REQUIREMENT:
Transcribe the records below exactly as they appear, omitting any pictures.
══════════
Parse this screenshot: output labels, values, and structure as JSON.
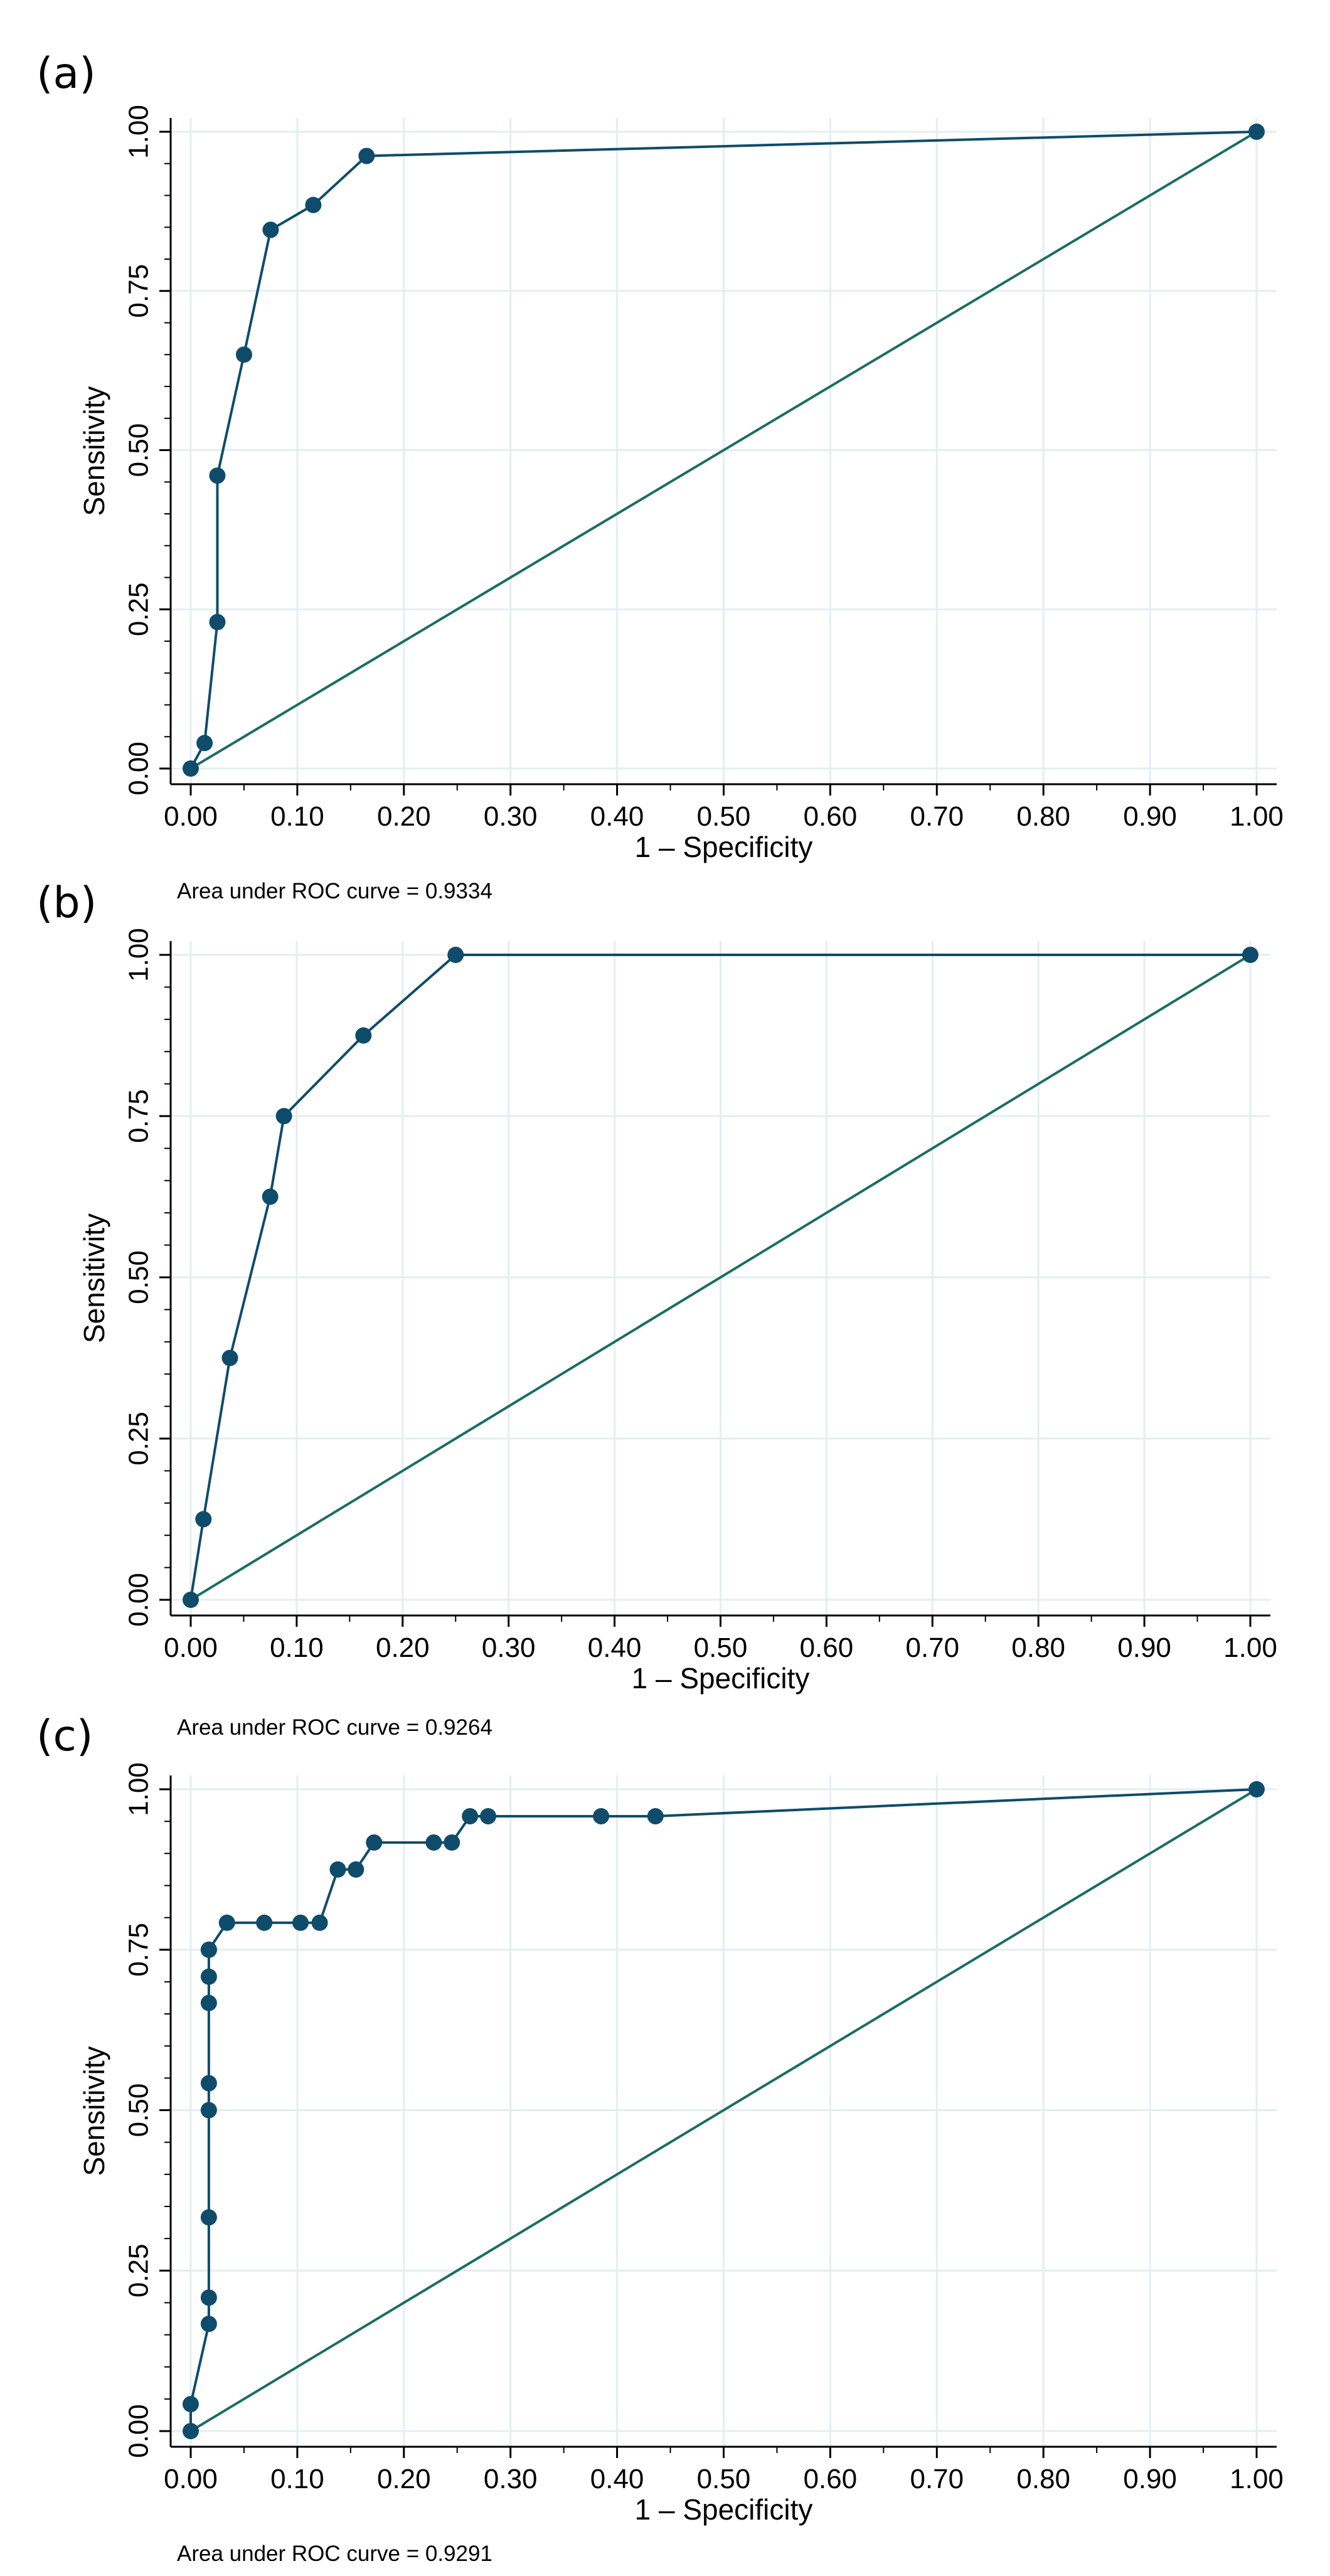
{
  "figure": {
    "colors": {
      "roc": "#0f4c6b",
      "reference": "#1a6e63",
      "grid": "#e3eef2",
      "axis": "#000000"
    },
    "x_ticks": [
      "0.00",
      "0.10",
      "0.20",
      "0.30",
      "0.40",
      "0.50",
      "0.60",
      "0.70",
      "0.80",
      "0.90",
      "1.00"
    ],
    "y_ticks": [
      "0.00",
      "0.25",
      "0.50",
      "0.75",
      "1.00"
    ]
  },
  "chart_data": [
    {
      "type": "line",
      "panel_label": "(a)",
      "xlabel": "1 – Specificity",
      "ylabel": "Sensitivity",
      "xlim": [
        0,
        1
      ],
      "ylim": [
        0,
        1
      ],
      "note": "Area under ROC curve = 0.9334",
      "series": [
        {
          "name": "ROC",
          "x": [
            0,
            0.013,
            0.025,
            0.025,
            0.05,
            0.075,
            0.115,
            0.165,
            1.0
          ],
          "y": [
            0,
            0.04,
            0.23,
            0.46,
            0.65,
            0.846,
            0.885,
            0.962,
            1.0
          ]
        },
        {
          "name": "Reference",
          "x": [
            0,
            1
          ],
          "y": [
            0,
            1
          ]
        }
      ]
    },
    {
      "type": "line",
      "panel_label": "(b)",
      "xlabel": "1 – Specificity",
      "ylabel": "Sensitivity",
      "xlim": [
        0,
        1
      ],
      "ylim": [
        0,
        1
      ],
      "note": "Area under ROC curve = 0.9264",
      "series": [
        {
          "name": "ROC",
          "x": [
            0,
            0.012,
            0.037,
            0.075,
            0.088,
            0.163,
            0.25,
            1.0
          ],
          "y": [
            0,
            0.125,
            0.375,
            0.625,
            0.75,
            0.875,
            1.0,
            1.0
          ]
        },
        {
          "name": "Reference",
          "x": [
            0,
            1
          ],
          "y": [
            0,
            1
          ]
        }
      ]
    },
    {
      "type": "line",
      "panel_label": "(c)",
      "xlabel": "1 – Specificity",
      "ylabel": "Sensitivity",
      "xlim": [
        0,
        1
      ],
      "ylim": [
        0,
        1
      ],
      "note": "Area under ROC curve = 0.9291",
      "series": [
        {
          "name": "ROC",
          "x": [
            0,
            0,
            0.017,
            0.017,
            0.017,
            0.017,
            0.017,
            0.017,
            0.017,
            0.017,
            0.017,
            0.034,
            0.069,
            0.103,
            0.121,
            0.138,
            0.155,
            0.172,
            0.228,
            0.245,
            0.262,
            0.279,
            0.385,
            0.436,
            1.0
          ],
          "y": [
            0,
            0.042,
            0.167,
            0.208,
            0.333,
            0.5,
            0.542,
            0.667,
            0.708,
            0.75,
            0.75,
            0.792,
            0.792,
            0.792,
            0.792,
            0.875,
            0.875,
            0.917,
            0.917,
            0.917,
            0.958,
            0.958,
            0.958,
            0.958,
            1.0
          ]
        },
        {
          "name": "Reference",
          "x": [
            0,
            1
          ],
          "y": [
            0,
            1
          ]
        }
      ]
    }
  ]
}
══════════
RESULT OF THE TASK:
Parse this screenshot: output labels, values, and structure as JSON.
{
  "figure": {
    "colors": {
      "roc": "#0f4c6b",
      "reference": "#1a6e63",
      "grid": "#e3eef2",
      "axis": "#000000"
    },
    "x_ticks": [
      "0.00",
      "0.10",
      "0.20",
      "0.30",
      "0.40",
      "0.50",
      "0.60",
      "0.70",
      "0.80",
      "0.90",
      "1.00"
    ],
    "y_ticks": [
      "0.00",
      "0.25",
      "0.50",
      "0.75",
      "1.00"
    ]
  },
  "chart_data": [
    {
      "type": "line",
      "panel_label": "(a)",
      "xlabel": "1 – Specificity",
      "ylabel": "Sensitivity",
      "xlim": [
        0,
        1
      ],
      "ylim": [
        0,
        1
      ],
      "note": "Area under ROC curve = 0.9334",
      "series": [
        {
          "name": "ROC",
          "x": [
            0,
            0.013,
            0.025,
            0.025,
            0.05,
            0.075,
            0.115,
            0.165,
            1.0
          ],
          "y": [
            0,
            0.04,
            0.23,
            0.46,
            0.65,
            0.846,
            0.885,
            0.962,
            1.0
          ]
        },
        {
          "name": "Reference",
          "x": [
            0,
            1
          ],
          "y": [
            0,
            1
          ]
        }
      ]
    },
    {
      "type": "line",
      "panel_label": "(b)",
      "xlabel": "1 – Specificity",
      "ylabel": "Sensitivity",
      "xlim": [
        0,
        1
      ],
      "ylim": [
        0,
        1
      ],
      "note": "Area under ROC curve = 0.9264",
      "series": [
        {
          "name": "ROC",
          "x": [
            0,
            0.012,
            0.037,
            0.075,
            0.088,
            0.163,
            0.25,
            1.0
          ],
          "y": [
            0,
            0.125,
            0.375,
            0.625,
            0.75,
            0.875,
            1.0,
            1.0
          ]
        },
        {
          "name": "Reference",
          "x": [
            0,
            1
          ],
          "y": [
            0,
            1
          ]
        }
      ]
    },
    {
      "type": "line",
      "panel_label": "(c)",
      "xlabel": "1 – Specificity",
      "ylabel": "Sensitivity",
      "xlim": [
        0,
        1
      ],
      "ylim": [
        0,
        1
      ],
      "note": "Area under ROC curve = 0.9291",
      "series": [
        {
          "name": "ROC",
          "x": [
            0,
            0,
            0.017,
            0.017,
            0.017,
            0.017,
            0.017,
            0.017,
            0.017,
            0.017,
            0.017,
            0.034,
            0.069,
            0.103,
            0.121,
            0.138,
            0.155,
            0.172,
            0.228,
            0.245,
            0.262,
            0.279,
            0.385,
            0.436,
            1.0
          ],
          "y": [
            0,
            0.042,
            0.167,
            0.208,
            0.333,
            0.5,
            0.542,
            0.667,
            0.708,
            0.75,
            0.75,
            0.792,
            0.792,
            0.792,
            0.792,
            0.875,
            0.875,
            0.917,
            0.917,
            0.917,
            0.958,
            0.958,
            0.958,
            0.958,
            1.0
          ]
        },
        {
          "name": "Reference",
          "x": [
            0,
            1
          ],
          "y": [
            0,
            1
          ]
        }
      ]
    }
  ]
}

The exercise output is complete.